Data entries.
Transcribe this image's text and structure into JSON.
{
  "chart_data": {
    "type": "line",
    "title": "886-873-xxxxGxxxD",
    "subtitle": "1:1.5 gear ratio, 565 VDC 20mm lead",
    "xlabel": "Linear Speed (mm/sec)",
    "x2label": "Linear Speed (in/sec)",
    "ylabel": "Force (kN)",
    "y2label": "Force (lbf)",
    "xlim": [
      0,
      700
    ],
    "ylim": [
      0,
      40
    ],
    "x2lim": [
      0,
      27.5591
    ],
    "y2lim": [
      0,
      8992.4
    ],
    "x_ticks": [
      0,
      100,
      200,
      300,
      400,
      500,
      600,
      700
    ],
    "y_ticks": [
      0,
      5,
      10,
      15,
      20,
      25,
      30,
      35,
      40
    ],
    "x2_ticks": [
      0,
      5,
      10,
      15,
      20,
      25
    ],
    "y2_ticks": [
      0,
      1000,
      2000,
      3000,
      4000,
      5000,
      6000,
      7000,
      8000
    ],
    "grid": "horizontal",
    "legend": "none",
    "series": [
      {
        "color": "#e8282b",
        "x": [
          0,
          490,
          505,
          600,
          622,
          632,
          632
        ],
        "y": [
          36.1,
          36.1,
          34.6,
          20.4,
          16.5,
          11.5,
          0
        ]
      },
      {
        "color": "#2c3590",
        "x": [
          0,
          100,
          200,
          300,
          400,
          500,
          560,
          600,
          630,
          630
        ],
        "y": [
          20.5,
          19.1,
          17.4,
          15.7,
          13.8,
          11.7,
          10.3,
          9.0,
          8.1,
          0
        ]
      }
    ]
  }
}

Your objective. Identify every line where the string "Linear" appears.

Written response.
    "xlabel": "Linear Speed (mm/sec)",
    "x2label": "Linear Speed (in/sec)",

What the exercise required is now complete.